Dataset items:
_____

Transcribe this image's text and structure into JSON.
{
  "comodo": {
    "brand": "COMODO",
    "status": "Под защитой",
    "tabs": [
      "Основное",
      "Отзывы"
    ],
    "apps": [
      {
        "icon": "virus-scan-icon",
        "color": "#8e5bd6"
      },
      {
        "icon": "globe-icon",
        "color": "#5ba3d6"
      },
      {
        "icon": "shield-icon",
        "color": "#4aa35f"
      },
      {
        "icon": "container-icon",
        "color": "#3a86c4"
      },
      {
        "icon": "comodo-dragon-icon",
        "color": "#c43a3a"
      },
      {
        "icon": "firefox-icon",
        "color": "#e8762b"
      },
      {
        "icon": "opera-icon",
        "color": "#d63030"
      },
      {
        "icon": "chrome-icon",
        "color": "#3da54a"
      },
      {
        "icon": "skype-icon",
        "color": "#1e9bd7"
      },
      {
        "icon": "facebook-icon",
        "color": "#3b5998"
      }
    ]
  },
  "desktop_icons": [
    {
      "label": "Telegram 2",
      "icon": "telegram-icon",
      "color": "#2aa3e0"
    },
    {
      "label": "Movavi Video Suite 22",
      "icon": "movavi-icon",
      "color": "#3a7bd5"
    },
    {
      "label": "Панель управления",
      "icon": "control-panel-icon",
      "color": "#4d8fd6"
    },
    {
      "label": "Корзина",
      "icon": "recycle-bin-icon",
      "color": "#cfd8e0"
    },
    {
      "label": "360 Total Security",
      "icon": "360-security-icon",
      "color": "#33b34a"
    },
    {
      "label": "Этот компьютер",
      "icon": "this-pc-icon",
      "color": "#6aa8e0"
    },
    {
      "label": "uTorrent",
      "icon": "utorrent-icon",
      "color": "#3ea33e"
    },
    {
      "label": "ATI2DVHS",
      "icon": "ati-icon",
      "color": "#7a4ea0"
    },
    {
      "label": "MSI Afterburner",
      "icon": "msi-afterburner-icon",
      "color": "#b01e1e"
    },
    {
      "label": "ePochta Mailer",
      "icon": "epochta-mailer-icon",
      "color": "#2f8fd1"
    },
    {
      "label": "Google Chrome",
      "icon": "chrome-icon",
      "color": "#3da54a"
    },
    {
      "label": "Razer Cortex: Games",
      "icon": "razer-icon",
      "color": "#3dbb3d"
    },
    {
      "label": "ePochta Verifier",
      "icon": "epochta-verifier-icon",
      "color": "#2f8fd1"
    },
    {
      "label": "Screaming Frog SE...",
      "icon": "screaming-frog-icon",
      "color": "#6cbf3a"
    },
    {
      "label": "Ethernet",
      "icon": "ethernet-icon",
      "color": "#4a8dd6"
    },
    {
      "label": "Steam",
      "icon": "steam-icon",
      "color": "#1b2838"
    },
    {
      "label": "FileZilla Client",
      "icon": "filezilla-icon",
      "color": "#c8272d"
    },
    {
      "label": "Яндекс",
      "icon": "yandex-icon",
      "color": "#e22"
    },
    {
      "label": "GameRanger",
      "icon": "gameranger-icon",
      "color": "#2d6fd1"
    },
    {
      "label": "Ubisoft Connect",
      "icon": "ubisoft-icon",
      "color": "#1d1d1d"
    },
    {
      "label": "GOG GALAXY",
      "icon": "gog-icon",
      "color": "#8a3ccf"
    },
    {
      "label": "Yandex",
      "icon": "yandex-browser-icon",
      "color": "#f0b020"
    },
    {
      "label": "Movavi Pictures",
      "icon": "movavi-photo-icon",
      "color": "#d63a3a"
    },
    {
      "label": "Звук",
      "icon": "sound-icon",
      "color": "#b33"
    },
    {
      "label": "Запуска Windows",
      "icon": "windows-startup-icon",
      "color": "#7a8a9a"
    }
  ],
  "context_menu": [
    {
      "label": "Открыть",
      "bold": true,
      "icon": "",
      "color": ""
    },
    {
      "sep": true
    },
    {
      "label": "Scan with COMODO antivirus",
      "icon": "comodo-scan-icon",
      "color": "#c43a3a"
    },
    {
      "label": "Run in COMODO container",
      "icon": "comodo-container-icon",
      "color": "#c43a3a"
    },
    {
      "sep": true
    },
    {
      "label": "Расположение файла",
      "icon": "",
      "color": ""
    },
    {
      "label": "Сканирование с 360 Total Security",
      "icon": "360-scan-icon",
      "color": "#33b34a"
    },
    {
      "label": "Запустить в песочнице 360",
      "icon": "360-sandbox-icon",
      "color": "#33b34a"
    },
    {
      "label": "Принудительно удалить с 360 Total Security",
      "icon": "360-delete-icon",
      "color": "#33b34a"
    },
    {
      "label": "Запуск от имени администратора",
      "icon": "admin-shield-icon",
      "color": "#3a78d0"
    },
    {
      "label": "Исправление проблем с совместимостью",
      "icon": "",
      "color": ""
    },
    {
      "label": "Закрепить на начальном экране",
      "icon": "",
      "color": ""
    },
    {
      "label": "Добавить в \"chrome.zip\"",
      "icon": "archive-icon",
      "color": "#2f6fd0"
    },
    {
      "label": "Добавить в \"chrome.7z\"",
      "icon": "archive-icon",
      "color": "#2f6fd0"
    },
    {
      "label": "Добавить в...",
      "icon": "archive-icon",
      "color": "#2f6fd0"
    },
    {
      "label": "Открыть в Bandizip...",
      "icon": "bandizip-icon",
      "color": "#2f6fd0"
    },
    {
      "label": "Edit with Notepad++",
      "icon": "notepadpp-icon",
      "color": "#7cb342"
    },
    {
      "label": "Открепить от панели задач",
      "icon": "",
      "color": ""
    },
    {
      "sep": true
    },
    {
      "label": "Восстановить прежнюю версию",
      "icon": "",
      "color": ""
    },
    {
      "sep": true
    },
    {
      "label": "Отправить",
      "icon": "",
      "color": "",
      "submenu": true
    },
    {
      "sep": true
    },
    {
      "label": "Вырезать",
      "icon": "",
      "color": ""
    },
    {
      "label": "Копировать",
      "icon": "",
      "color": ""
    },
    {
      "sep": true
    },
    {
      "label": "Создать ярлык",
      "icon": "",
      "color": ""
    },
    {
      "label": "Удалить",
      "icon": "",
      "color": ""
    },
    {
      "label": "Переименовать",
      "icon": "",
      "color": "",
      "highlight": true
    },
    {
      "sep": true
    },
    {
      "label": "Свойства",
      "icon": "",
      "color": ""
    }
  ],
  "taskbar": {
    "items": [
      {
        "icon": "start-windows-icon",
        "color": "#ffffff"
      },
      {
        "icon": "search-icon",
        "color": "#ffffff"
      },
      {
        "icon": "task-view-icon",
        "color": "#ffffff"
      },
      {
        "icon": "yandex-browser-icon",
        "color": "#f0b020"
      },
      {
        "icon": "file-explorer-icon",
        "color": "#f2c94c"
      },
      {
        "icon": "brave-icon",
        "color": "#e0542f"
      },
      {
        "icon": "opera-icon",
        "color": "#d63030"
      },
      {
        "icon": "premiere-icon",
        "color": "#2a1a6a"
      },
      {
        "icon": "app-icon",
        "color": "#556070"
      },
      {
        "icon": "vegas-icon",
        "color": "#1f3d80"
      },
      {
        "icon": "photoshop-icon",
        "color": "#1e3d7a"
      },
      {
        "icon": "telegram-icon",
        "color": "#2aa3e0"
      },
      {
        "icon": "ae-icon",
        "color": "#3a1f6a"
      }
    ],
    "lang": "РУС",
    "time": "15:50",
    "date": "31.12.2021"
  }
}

_____

## WHAT YOU SHOULD DO
Each record above should be set down again in its exact wording.

## WRITTEN SOLUTION
Transcribe this image's text and structure into JSON.
{
  "comodo": {
    "brand": "COMODO",
    "status": "Под защитой",
    "tabs": [
      "Основное",
      "Отзывы"
    ],
    "apps": [
      {
        "icon": "virus-scan-icon",
        "color": "#8e5bd6"
      },
      {
        "icon": "globe-icon",
        "color": "#5ba3d6"
      },
      {
        "icon": "shield-icon",
        "color": "#4aa35f"
      },
      {
        "icon": "container-icon",
        "color": "#3a86c4"
      },
      {
        "icon": "comodo-dragon-icon",
        "color": "#c43a3a"
      },
      {
        "icon": "firefox-icon",
        "color": "#e8762b"
      },
      {
        "icon": "opera-icon",
        "color": "#d63030"
      },
      {
        "icon": "chrome-icon",
        "color": "#3da54a"
      },
      {
        "icon": "skype-icon",
        "color": "#1e9bd7"
      },
      {
        "icon": "facebook-icon",
        "color": "#3b5998"
      }
    ]
  },
  "desktop_icons": [
    {
      "label": "Telegram 2",
      "icon": "telegram-icon",
      "color": "#2aa3e0"
    },
    {
      "label": "Movavi Video Suite 22",
      "icon": "movavi-icon",
      "color": "#3a7bd5"
    },
    {
      "label": "Панель управления",
      "icon": "control-panel-icon",
      "color": "#4d8fd6"
    },
    {
      "label": "Корзина",
      "icon": "recycle-bin-icon",
      "color": "#cfd8e0"
    },
    {
      "label": "360 Total Security",
      "icon": "360-security-icon",
      "color": "#33b34a"
    },
    {
      "label": "Этот компьютер",
      "icon": "this-pc-icon",
      "color": "#6aa8e0"
    },
    {
      "label": "uTorrent",
      "icon": "utorrent-icon",
      "color": "#3ea33e"
    },
    {
      "label": "ATI2DVHS",
      "icon": "ati-icon",
      "color": "#7a4ea0"
    },
    {
      "label": "MSI Afterburner",
      "icon": "msi-afterburner-icon",
      "color": "#b01e1e"
    },
    {
      "label": "ePochta Mailer",
      "icon": "epochta-mailer-icon",
      "color": "#2f8fd1"
    },
    {
      "label": "Google Chrome",
      "icon": "chrome-icon",
      "color": "#3da54a"
    },
    {
      "label": "Razer Cortex: Games",
      "icon": "razer-icon",
      "color": "#3dbb3d"
    },
    {
      "label": "ePochta Verifier",
      "icon": "epochta-verifier-icon",
      "color": "#2f8fd1"
    },
    {
      "label": "Screaming Frog SE...",
      "icon": "screaming-frog-icon",
      "color": "#6cbf3a"
    },
    {
      "label": "Ethernet",
      "icon": "ethernet-icon",
      "color": "#4a8dd6"
    },
    {
      "label": "Steam",
      "icon": "steam-icon",
      "color": "#1b2838"
    },
    {
      "label": "FileZilla Client",
      "icon": "filezilla-icon",
      "color": "#c8272d"
    },
    {
      "label": "Яндекс",
      "icon": "yandex-icon",
      "color": "#e22"
    },
    {
      "label": "GameRanger",
      "icon": "gameranger-icon",
      "color": "#2d6fd1"
    },
    {
      "label": "Ubisoft Connect",
      "icon": "ubisoft-icon",
      "color": "#1d1d1d"
    },
    {
      "label": "GOG GALAXY",
      "icon": "gog-icon",
      "color": "#8a3ccf"
    },
    {
      "label": "Yandex",
      "icon": "yandex-browser-icon",
      "color": "#f0b020"
    },
    {
      "label": "Movavi Pictures",
      "icon": "movavi-photo-icon",
      "color": "#d63a3a"
    },
    {
      "label": "Звук",
      "icon": "sound-icon",
      "color": "#b33"
    },
    {
      "label": "Запуска Windows",
      "icon": "windows-startup-icon",
      "color": "#7a8a9a"
    }
  ],
  "context_menu": [
    {
      "label": "Открыть",
      "bold": true,
      "icon": "",
      "color": ""
    },
    {
      "sep": true
    },
    {
      "label": "Scan with COMODO antivirus",
      "icon": "comodo-scan-icon",
      "color": "#c43a3a"
    },
    {
      "label": "Run in COMODO container",
      "icon": "comodo-container-icon",
      "color": "#c43a3a"
    },
    {
      "sep": true
    },
    {
      "label": "Расположение файла",
      "icon": "",
      "color": ""
    },
    {
      "label": "Сканирование с 360 Total Security",
      "icon": "360-scan-icon",
      "color": "#33b34a"
    },
    {
      "label": "Запустить в песочнице 360",
      "icon": "360-sandbox-icon",
      "color": "#33b34a"
    },
    {
      "label": "Принудительно удалить с 360 Total Security",
      "icon": "360-delete-icon",
      "color": "#33b34a"
    },
    {
      "label": "Запуск от имени администратора",
      "icon": "admin-shield-icon",
      "color": "#3a78d0"
    },
    {
      "label": "Исправление проблем с совместимостью",
      "icon": "",
      "color": ""
    },
    {
      "label": "Закрепить на начальном экране",
      "icon": "",
      "color": ""
    },
    {
      "label": "Добавить в \"chrome.zip\"",
      "icon": "archive-icon",
      "color": "#2f6fd0"
    },
    {
      "label": "Добавить в \"chrome.7z\"",
      "icon": "archive-icon",
      "color": "#2f6fd0"
    },
    {
      "label": "Добавить в...",
      "icon": "archive-icon",
      "color": "#2f6fd0"
    },
    {
      "label": "Открыть в Bandizip...",
      "icon": "bandizip-icon",
      "color": "#2f6fd0"
    },
    {
      "label": "Edit with Notepad++",
      "icon": "notepadpp-icon",
      "color": "#7cb342"
    },
    {
      "label": "Открепить от панели задач",
      "icon": "",
      "color": ""
    },
    {
      "sep": true
    },
    {
      "label": "Восстановить прежнюю версию",
      "icon": "",
      "color": ""
    },
    {
      "sep": true
    },
    {
      "label": "Отправить",
      "icon": "",
      "color": "",
      "submenu": true
    },
    {
      "sep": true
    },
    {
      "label": "Вырезать",
      "icon": "",
      "color": ""
    },
    {
      "label": "Копировать",
      "icon": "",
      "color": ""
    },
    {
      "sep": true
    },
    {
      "label": "Создать ярлык",
      "icon": "",
      "color": ""
    },
    {
      "label": "Удалить",
      "icon": "",
      "color": ""
    },
    {
      "label": "Переименовать",
      "icon": "",
      "color": "",
      "highlight": true
    },
    {
      "sep": true
    },
    {
      "label": "Свойства",
      "icon": "",
      "color": ""
    }
  ],
  "taskbar": {
    "items": [
      {
        "icon": "start-windows-icon",
        "color": "#ffffff"
      },
      {
        "icon": "search-icon",
        "color": "#ffffff"
      },
      {
        "icon": "task-view-icon",
        "color": "#ffffff"
      },
      {
        "icon": "yandex-browser-icon",
        "color": "#f0b020"
      },
      {
        "icon": "file-explorer-icon",
        "color": "#f2c94c"
      },
      {
        "icon": "brave-icon",
        "color": "#e0542f"
      },
      {
        "icon": "opera-icon",
        "color": "#d63030"
      },
      {
        "icon": "premiere-icon",
        "color": "#2a1a6a"
      },
      {
        "icon": "app-icon",
        "color": "#556070"
      },
      {
        "icon": "vegas-icon",
        "color": "#1f3d80"
      },
      {
        "icon": "photoshop-icon",
        "color": "#1e3d7a"
      },
      {
        "icon": "telegram-icon",
        "color": "#2aa3e0"
      },
      {
        "icon": "ae-icon",
        "color": "#3a1f6a"
      }
    ],
    "lang": "РУС",
    "time": "15:50",
    "date": "31.12.2021"
  }
}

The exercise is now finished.